Exercise aim: Extract all data as written.

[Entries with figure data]
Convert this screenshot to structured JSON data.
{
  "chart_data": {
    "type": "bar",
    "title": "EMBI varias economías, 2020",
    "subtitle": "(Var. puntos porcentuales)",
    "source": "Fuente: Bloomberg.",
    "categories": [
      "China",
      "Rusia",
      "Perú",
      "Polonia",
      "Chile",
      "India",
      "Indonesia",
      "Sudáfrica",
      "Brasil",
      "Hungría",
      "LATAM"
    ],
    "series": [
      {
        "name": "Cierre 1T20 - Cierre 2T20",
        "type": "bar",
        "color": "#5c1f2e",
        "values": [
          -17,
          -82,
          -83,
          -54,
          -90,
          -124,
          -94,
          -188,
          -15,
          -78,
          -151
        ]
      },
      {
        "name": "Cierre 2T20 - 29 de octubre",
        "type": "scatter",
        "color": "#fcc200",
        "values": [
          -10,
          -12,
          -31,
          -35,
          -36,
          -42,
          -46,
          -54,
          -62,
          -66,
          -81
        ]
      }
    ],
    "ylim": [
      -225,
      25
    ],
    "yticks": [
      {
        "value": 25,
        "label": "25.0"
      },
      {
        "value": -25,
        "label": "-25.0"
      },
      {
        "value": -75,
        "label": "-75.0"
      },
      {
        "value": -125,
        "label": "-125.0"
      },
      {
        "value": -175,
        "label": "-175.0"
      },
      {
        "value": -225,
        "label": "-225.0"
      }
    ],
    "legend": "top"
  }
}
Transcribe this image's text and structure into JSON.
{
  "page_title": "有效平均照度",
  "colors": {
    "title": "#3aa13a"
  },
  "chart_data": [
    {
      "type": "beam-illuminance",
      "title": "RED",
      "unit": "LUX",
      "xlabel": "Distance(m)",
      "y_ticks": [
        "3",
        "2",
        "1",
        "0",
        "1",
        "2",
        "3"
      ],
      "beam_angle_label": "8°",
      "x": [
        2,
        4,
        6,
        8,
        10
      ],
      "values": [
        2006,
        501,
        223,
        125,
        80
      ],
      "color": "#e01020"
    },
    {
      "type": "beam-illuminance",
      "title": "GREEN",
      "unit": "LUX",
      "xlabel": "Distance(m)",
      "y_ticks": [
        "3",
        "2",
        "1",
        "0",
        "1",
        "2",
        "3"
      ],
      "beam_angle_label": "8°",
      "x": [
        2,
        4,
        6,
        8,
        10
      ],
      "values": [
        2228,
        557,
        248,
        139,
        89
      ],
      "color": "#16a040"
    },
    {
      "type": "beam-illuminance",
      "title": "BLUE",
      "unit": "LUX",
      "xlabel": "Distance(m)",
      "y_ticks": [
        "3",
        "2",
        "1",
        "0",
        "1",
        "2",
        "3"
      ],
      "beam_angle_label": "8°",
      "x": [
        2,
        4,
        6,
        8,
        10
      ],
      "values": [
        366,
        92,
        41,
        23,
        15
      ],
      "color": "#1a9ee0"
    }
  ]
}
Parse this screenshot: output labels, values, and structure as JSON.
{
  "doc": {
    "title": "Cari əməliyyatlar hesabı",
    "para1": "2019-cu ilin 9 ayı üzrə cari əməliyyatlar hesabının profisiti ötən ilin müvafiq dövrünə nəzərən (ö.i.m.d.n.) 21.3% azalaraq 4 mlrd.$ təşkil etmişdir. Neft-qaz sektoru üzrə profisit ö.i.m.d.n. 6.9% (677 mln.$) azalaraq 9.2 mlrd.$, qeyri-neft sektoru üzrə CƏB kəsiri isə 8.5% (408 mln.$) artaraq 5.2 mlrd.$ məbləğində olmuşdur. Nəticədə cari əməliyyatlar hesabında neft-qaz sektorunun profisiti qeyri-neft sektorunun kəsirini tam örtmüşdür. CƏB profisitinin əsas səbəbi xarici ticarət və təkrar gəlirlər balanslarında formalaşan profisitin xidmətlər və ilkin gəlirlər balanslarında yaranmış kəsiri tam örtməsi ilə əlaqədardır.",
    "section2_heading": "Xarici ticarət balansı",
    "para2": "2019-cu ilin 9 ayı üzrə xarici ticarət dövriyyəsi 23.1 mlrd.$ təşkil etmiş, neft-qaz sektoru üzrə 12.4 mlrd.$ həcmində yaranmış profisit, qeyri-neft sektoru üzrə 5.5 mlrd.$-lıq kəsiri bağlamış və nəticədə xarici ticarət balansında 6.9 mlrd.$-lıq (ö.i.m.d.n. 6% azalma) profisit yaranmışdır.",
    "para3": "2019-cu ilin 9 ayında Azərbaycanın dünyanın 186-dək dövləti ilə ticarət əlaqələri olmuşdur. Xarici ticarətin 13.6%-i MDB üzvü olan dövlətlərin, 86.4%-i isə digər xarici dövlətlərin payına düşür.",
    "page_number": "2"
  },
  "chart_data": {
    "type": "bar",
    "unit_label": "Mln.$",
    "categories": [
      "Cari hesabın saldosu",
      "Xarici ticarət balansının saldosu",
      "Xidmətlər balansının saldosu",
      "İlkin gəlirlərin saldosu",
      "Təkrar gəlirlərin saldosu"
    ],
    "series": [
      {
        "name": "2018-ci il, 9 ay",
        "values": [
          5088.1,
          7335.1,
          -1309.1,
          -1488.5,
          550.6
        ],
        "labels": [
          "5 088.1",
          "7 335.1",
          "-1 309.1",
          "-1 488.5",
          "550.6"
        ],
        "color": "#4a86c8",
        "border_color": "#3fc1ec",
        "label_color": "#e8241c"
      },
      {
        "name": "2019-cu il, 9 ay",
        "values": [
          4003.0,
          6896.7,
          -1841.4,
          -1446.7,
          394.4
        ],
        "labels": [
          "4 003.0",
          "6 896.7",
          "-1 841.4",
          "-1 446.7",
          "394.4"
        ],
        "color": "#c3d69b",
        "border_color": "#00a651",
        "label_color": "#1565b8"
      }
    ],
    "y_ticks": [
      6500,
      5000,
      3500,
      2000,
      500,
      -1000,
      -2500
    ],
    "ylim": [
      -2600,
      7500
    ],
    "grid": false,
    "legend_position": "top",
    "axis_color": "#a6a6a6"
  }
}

Task response:
Convert this screenshot to structured JSON data.
{
  "chart_data": {
    "type": "bar",
    "title": "EMBI varias economías, 2020",
    "subtitle": "(Var. puntos porcentuales)",
    "source": "Fuente: Bloomberg.",
    "categories": [
      "China",
      "Rusia",
      "Perú",
      "Polonia",
      "Chile",
      "India",
      "Indonesia",
      "Sudáfrica",
      "Brasil",
      "Hungría",
      "LATAM"
    ],
    "series": [
      {
        "name": "Cierre 1T20 - Cierre 2T20",
        "type": "bar",
        "color": "#5c1f2e",
        "values": [
          -17,
          -82,
          -83,
          -54,
          -90,
          -124,
          -94,
          -188,
          -15,
          -78,
          -151
        ]
      },
      {
        "name": "Cierre 2T20 - 29 de octubre",
        "type": "scatter",
        "color": "#fcc200",
        "values": [
          -10,
          -12,
          -31,
          -35,
          -36,
          -42,
          -46,
          -54,
          -62,
          -66,
          -81
        ]
      }
    ],
    "ylim": [
      -225,
      25
    ],
    "yticks": [
      {
        "value": 25,
        "label": "25.0"
      },
      {
        "value": -25,
        "label": "-25.0"
      },
      {
        "value": -75,
        "label": "-75.0"
      },
      {
        "value": -125,
        "label": "-125.0"
      },
      {
        "value": -175,
        "label": "-175.0"
      },
      {
        "value": -225,
        "label": "-225.0"
      }
    ],
    "legend": "top"
  }
}
Transcribe this image's text and structure into JSON.
{
  "page_title": "有效平均照度",
  "colors": {
    "title": "#3aa13a"
  },
  "chart_data": [
    {
      "type": "beam-illuminance",
      "title": "RED",
      "unit": "LUX",
      "xlabel": "Distance(m)",
      "y_ticks": [
        "3",
        "2",
        "1",
        "0",
        "1",
        "2",
        "3"
      ],
      "beam_angle_label": "8°",
      "x": [
        2,
        4,
        6,
        8,
        10
      ],
      "values": [
        2006,
        501,
        223,
        125,
        80
      ],
      "color": "#e01020"
    },
    {
      "type": "beam-illuminance",
      "title": "GREEN",
      "unit": "LUX",
      "xlabel": "Distance(m)",
      "y_ticks": [
        "3",
        "2",
        "1",
        "0",
        "1",
        "2",
        "3"
      ],
      "beam_angle_label": "8°",
      "x": [
        2,
        4,
        6,
        8,
        10
      ],
      "values": [
        2228,
        557,
        248,
        139,
        89
      ],
      "color": "#16a040"
    },
    {
      "type": "beam-illuminance",
      "title": "BLUE",
      "unit": "LUX",
      "xlabel": "Distance(m)",
      "y_ticks": [
        "3",
        "2",
        "1",
        "0",
        "1",
        "2",
        "3"
      ],
      "beam_angle_label": "8°",
      "x": [
        2,
        4,
        6,
        8,
        10
      ],
      "values": [
        366,
        92,
        41,
        23,
        15
      ],
      "color": "#1a9ee0"
    }
  ]
}
Parse this screenshot: output labels, values, and structure as JSON.
{
  "doc": {
    "title": "Cari əməliyyatlar hesabı",
    "para1": "2019-cu ilin 9 ayı üzrə cari əməliyyatlar hesabının profisiti ötən ilin müvafiq dövrünə nəzərən (ö.i.m.d.n.) 21.3% azalaraq 4 mlrd.$ təşkil etmişdir. Neft-qaz sektoru üzrə profisit ö.i.m.d.n. 6.9% (677 mln.$) azalaraq 9.2 mlrd.$, qeyri-neft sektoru üzrə CƏB kəsiri isə 8.5% (408 mln.$) artaraq 5.2 mlrd.$ məbləğində olmuşdur. Nəticədə cari əməliyyatlar hesabında neft-qaz sektorunun profisiti qeyri-neft sektorunun kəsirini tam örtmüşdür. CƏB profisitinin əsas səbəbi xarici ticarət və təkrar gəlirlər balanslarında formalaşan profisitin xidmətlər və ilkin gəlirlər balanslarında yaranmış kəsiri tam örtməsi ilə əlaqədardır.",
    "section2_heading": "Xarici ticarət balansı",
    "para2": "2019-cu ilin 9 ayı üzrə xarici ticarət dövriyyəsi 23.1 mlrd.$ təşkil etmiş, neft-qaz sektoru üzrə 12.4 mlrd.$ həcmində yaranmış profisit, qeyri-neft sektoru üzrə 5.5 mlrd.$-lıq kəsiri bağlamış və nəticədə xarici ticarət balansında 6.9 mlrd.$-lıq (ö.i.m.d.n. 6% azalma) profisit yaranmışdır.",
    "para3": "2019-cu ilin 9 ayında Azərbaycanın dünyanın 186-dək dövləti ilə ticarət əlaqələri olmuşdur. Xarici ticarətin 13.6%-i MDB üzvü olan dövlətlərin, 86.4%-i isə digər xarici dövlətlərin payına düşür.",
    "page_number": "2"
  },
  "chart_data": {
    "type": "bar",
    "unit_label": "Mln.$",
    "categories": [
      "Cari hesabın saldosu",
      "Xarici ticarət balansının saldosu",
      "Xidmətlər balansının saldosu",
      "İlkin gəlirlərin saldosu",
      "Təkrar gəlirlərin saldosu"
    ],
    "series": [
      {
        "name": "2018-ci il, 9 ay",
        "values": [
          5088.1,
          7335.1,
          -1309.1,
          -1488.5,
          550.6
        ],
        "labels": [
          "5 088.1",
          "7 335.1",
          "-1 309.1",
          "-1 488.5",
          "550.6"
        ],
        "color": "#4a86c8",
        "border_color": "#3fc1ec",
        "label_color": "#e8241c"
      },
      {
        "name": "2019-cu il, 9 ay",
        "values": [
          4003.0,
          6896.7,
          -1841.4,
          -1446.7,
          394.4
        ],
        "labels": [
          "4 003.0",
          "6 896.7",
          "-1 841.4",
          "-1 446.7",
          "394.4"
        ],
        "color": "#c3d69b",
        "border_color": "#00a651",
        "label_color": "#1565b8"
      }
    ],
    "y_ticks": [
      6500,
      5000,
      3500,
      2000,
      500,
      -1000,
      -2500
    ],
    "ylim": [
      -2600,
      7500
    ],
    "grid": false,
    "legend_position": "top",
    "axis_color": "#a6a6a6"
  }
}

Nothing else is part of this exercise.